Check each line of the records below for the word "this" and copy those where it appears.

[Entries taken from a collection]
.....

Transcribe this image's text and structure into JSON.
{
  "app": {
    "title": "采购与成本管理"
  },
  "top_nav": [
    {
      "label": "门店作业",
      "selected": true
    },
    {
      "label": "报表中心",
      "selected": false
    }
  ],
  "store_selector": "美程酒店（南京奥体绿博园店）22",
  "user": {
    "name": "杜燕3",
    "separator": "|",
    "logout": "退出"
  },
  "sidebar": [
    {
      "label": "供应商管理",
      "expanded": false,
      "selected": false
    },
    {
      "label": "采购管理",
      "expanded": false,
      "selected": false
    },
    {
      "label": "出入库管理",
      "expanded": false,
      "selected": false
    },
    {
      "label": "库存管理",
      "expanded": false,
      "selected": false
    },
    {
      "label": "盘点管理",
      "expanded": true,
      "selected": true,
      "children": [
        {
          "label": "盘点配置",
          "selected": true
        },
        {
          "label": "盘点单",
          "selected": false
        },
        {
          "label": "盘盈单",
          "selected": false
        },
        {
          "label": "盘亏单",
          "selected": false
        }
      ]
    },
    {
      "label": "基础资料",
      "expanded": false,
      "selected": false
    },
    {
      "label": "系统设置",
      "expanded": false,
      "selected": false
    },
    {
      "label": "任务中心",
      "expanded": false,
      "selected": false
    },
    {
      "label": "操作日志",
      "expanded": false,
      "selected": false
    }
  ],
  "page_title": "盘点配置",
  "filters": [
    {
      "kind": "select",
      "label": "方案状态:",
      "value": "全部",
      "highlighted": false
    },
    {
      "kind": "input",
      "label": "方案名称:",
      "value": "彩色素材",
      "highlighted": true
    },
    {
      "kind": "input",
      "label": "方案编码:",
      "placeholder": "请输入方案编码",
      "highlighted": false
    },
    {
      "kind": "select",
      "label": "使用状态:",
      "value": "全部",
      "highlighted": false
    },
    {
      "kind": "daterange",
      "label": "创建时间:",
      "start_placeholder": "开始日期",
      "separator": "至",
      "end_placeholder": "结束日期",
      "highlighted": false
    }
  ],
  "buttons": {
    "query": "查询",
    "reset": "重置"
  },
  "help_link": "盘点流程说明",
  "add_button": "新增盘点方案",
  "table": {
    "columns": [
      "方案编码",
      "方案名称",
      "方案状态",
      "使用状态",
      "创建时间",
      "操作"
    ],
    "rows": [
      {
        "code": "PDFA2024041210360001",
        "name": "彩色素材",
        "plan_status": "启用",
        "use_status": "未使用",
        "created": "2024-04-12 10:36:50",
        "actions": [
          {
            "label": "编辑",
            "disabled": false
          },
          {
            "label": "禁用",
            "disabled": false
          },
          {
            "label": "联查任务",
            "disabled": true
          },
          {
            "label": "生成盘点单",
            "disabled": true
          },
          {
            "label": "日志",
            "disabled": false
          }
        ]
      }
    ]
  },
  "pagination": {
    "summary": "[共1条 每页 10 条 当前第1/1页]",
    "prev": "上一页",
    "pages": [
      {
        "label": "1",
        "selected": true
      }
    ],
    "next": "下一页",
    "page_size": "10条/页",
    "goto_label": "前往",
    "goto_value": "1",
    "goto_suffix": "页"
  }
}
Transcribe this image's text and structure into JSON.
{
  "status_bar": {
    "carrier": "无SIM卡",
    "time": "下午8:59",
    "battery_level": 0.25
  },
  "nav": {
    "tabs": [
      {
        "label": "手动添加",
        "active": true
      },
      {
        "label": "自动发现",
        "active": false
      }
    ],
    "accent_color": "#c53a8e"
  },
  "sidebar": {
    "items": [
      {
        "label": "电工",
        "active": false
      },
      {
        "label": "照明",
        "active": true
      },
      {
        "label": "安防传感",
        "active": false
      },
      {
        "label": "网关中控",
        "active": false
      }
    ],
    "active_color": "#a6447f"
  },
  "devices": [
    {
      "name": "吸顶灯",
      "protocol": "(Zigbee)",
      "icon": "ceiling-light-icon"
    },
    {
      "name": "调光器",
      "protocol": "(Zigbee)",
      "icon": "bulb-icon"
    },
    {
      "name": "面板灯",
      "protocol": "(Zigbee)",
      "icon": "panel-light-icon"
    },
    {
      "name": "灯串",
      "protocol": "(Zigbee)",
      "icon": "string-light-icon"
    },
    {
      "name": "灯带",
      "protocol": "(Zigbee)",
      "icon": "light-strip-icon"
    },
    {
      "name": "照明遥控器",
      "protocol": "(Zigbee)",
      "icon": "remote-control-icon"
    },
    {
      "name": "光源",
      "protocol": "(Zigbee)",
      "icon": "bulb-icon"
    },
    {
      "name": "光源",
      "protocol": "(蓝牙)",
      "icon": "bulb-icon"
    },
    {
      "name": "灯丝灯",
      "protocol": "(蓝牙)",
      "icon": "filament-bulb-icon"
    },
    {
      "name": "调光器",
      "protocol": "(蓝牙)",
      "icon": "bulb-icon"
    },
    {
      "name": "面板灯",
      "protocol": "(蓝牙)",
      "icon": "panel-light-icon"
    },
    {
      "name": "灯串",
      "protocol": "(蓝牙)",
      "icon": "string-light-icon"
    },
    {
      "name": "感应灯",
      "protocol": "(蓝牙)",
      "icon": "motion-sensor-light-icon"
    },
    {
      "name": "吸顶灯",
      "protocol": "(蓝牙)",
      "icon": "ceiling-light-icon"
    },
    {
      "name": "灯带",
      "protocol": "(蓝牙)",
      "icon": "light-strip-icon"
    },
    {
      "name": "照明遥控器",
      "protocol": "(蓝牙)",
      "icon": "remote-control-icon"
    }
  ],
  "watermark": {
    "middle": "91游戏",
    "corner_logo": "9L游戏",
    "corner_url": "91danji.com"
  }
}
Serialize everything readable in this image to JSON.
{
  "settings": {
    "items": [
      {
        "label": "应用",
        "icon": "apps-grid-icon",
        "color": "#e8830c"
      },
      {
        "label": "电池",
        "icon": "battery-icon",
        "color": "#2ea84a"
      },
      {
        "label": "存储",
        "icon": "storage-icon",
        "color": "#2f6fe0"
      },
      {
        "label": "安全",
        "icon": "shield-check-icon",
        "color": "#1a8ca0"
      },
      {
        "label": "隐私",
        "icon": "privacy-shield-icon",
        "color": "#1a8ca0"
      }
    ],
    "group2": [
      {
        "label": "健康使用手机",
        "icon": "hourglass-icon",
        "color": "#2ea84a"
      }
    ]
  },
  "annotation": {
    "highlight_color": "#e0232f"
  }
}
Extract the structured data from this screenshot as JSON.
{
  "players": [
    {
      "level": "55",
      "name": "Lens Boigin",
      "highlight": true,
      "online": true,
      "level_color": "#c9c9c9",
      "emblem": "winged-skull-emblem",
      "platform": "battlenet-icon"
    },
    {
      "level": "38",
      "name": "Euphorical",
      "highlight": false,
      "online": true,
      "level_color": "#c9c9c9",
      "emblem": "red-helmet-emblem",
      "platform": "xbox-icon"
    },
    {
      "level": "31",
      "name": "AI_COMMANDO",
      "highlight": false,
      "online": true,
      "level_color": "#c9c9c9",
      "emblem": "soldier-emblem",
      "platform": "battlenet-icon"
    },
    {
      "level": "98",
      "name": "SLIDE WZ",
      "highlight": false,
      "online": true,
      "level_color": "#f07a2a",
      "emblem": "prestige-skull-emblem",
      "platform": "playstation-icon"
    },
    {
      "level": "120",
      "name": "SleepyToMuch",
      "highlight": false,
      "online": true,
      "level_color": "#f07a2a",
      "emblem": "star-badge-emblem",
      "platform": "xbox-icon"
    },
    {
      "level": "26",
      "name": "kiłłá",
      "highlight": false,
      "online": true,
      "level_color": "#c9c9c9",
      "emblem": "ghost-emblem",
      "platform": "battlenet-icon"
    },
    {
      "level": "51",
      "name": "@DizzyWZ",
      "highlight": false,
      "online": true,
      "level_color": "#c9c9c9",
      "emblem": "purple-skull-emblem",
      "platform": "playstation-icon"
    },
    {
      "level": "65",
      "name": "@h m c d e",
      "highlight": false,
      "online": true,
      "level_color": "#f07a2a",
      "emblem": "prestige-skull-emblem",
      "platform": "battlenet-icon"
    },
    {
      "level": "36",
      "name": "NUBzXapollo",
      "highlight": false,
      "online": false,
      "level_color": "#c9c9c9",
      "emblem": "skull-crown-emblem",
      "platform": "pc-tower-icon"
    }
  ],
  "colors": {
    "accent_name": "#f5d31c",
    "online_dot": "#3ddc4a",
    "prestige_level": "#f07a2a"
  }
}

.....

# Complete output:
Transcribe this image's text and structure into JSON.
Transcribe this image's text and structure into JSON.
Serialize everything readable in this image to JSON.
Extract the structured data from this screenshot as JSON.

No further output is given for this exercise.